_What to do_
The data below is to be returned in full and exactly.

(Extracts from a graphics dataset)
________________________________________

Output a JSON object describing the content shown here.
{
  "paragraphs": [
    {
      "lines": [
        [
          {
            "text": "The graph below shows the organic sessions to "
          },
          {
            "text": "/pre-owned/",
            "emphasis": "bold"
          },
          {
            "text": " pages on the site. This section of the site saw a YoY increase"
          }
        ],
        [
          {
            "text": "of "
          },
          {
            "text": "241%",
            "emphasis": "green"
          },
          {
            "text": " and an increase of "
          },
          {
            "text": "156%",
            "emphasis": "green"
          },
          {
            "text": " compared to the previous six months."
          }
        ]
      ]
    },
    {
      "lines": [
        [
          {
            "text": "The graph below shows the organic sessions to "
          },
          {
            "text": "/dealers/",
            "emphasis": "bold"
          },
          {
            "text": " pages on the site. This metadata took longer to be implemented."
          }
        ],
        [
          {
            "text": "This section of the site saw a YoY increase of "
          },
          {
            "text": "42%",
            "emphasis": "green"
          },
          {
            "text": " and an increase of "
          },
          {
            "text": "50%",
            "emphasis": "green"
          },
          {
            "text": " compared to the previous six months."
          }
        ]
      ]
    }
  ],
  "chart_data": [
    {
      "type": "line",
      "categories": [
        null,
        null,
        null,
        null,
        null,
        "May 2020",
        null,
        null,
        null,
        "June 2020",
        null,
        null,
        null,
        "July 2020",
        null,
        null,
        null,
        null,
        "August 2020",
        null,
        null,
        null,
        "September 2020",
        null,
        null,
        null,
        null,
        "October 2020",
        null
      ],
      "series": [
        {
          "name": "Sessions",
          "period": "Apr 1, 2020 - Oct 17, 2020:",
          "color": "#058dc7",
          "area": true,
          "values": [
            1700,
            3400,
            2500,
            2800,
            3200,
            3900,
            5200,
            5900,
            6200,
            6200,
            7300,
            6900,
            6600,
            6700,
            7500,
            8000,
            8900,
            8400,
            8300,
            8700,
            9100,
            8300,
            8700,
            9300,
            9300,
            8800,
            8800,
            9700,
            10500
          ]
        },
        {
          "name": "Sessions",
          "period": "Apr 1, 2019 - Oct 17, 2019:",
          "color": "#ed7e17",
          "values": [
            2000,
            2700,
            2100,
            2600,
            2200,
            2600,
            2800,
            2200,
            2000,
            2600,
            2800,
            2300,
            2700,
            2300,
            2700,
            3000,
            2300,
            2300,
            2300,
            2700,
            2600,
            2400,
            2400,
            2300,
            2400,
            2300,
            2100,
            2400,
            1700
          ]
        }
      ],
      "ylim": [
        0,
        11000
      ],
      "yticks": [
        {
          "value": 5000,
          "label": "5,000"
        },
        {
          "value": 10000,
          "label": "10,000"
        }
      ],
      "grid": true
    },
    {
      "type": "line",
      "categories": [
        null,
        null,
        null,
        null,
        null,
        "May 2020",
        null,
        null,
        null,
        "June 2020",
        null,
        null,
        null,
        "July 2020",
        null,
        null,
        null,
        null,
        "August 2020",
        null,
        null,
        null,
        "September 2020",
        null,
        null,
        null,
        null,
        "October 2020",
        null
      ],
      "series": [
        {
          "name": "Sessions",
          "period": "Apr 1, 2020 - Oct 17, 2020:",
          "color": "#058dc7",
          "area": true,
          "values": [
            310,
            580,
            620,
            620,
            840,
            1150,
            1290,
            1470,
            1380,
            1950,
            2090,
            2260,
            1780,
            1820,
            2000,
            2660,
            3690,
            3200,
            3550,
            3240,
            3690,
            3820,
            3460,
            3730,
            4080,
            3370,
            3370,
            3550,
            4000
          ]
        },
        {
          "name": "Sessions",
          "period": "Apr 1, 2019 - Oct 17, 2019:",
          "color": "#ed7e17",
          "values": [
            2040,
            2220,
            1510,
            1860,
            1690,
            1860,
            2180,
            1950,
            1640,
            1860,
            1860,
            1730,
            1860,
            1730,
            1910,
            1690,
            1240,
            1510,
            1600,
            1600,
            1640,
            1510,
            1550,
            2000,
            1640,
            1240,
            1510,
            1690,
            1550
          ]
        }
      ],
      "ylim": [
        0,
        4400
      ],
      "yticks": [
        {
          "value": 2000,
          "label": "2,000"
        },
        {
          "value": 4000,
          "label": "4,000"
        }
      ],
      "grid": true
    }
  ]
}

________________________________________

_Solution below_
Output a JSON object describing the content shown here.
{
  "paragraphs": [
    {
      "lines": [
        [
          {
            "text": "The graph below shows the organic sessions to "
          },
          {
            "text": "/pre-owned/",
            "emphasis": "bold"
          },
          {
            "text": " pages on the site. This section of the site saw a YoY increase"
          }
        ],
        [
          {
            "text": "of "
          },
          {
            "text": "241%",
            "emphasis": "green"
          },
          {
            "text": " and an increase of "
          },
          {
            "text": "156%",
            "emphasis": "green"
          },
          {
            "text": " compared to the previous six months."
          }
        ]
      ]
    },
    {
      "lines": [
        [
          {
            "text": "The graph below shows the organic sessions to "
          },
          {
            "text": "/dealers/",
            "emphasis": "bold"
          },
          {
            "text": " pages on the site. This metadata took longer to be implemented."
          }
        ],
        [
          {
            "text": "This section of the site saw a YoY increase of "
          },
          {
            "text": "42%",
            "emphasis": "green"
          },
          {
            "text": " and an increase of "
          },
          {
            "text": "50%",
            "emphasis": "green"
          },
          {
            "text": " compared to the previous six months."
          }
        ]
      ]
    }
  ],
  "chart_data": [
    {
      "type": "line",
      "categories": [
        null,
        null,
        null,
        null,
        null,
        "May 2020",
        null,
        null,
        null,
        "June 2020",
        null,
        null,
        null,
        "July 2020",
        null,
        null,
        null,
        null,
        "August 2020",
        null,
        null,
        null,
        "September 2020",
        null,
        null,
        null,
        null,
        "October 2020",
        null
      ],
      "series": [
        {
          "name": "Sessions",
          "period": "Apr 1, 2020 - Oct 17, 2020:",
          "color": "#058dc7",
          "area": true,
          "values": [
            1700,
            3400,
            2500,
            2800,
            3200,
            3900,
            5200,
            5900,
            6200,
            6200,
            7300,
            6900,
            6600,
            6700,
            7500,
            8000,
            8900,
            8400,
            8300,
            8700,
            9100,
            8300,
            8700,
            9300,
            9300,
            8800,
            8800,
            9700,
            10500
          ]
        },
        {
          "name": "Sessions",
          "period": "Apr 1, 2019 - Oct 17, 2019:",
          "color": "#ed7e17",
          "values": [
            2000,
            2700,
            2100,
            2600,
            2200,
            2600,
            2800,
            2200,
            2000,
            2600,
            2800,
            2300,
            2700,
            2300,
            2700,
            3000,
            2300,
            2300,
            2300,
            2700,
            2600,
            2400,
            2400,
            2300,
            2400,
            2300,
            2100,
            2400,
            1700
          ]
        }
      ],
      "ylim": [
        0,
        11000
      ],
      "yticks": [
        {
          "value": 5000,
          "label": "5,000"
        },
        {
          "value": 10000,
          "label": "10,000"
        }
      ],
      "grid": true
    },
    {
      "type": "line",
      "categories": [
        null,
        null,
        null,
        null,
        null,
        "May 2020",
        null,
        null,
        null,
        "June 2020",
        null,
        null,
        null,
        "July 2020",
        null,
        null,
        null,
        null,
        "August 2020",
        null,
        null,
        null,
        "September 2020",
        null,
        null,
        null,
        null,
        "October 2020",
        null
      ],
      "series": [
        {
          "name": "Sessions",
          "period": "Apr 1, 2020 - Oct 17, 2020:",
          "color": "#058dc7",
          "area": true,
          "values": [
            310,
            580,
            620,
            620,
            840,
            1150,
            1290,
            1470,
            1380,
            1950,
            2090,
            2260,
            1780,
            1820,
            2000,
            2660,
            3690,
            3200,
            3550,
            3240,
            3690,
            3820,
            3460,
            3730,
            4080,
            3370,
            3370,
            3550,
            4000
          ]
        },
        {
          "name": "Sessions",
          "period": "Apr 1, 2019 - Oct 17, 2019:",
          "color": "#ed7e17",
          "values": [
            2040,
            2220,
            1510,
            1860,
            1690,
            1860,
            2180,
            1950,
            1640,
            1860,
            1860,
            1730,
            1860,
            1730,
            1910,
            1690,
            1240,
            1510,
            1600,
            1600,
            1640,
            1510,
            1550,
            2000,
            1640,
            1240,
            1510,
            1690,
            1550
          ]
        }
      ],
      "ylim": [
        0,
        4400
      ],
      "yticks": [
        {
          "value": 2000,
          "label": "2,000"
        },
        {
          "value": 4000,
          "label": "4,000"
        }
      ],
      "grid": true
    }
  ]
}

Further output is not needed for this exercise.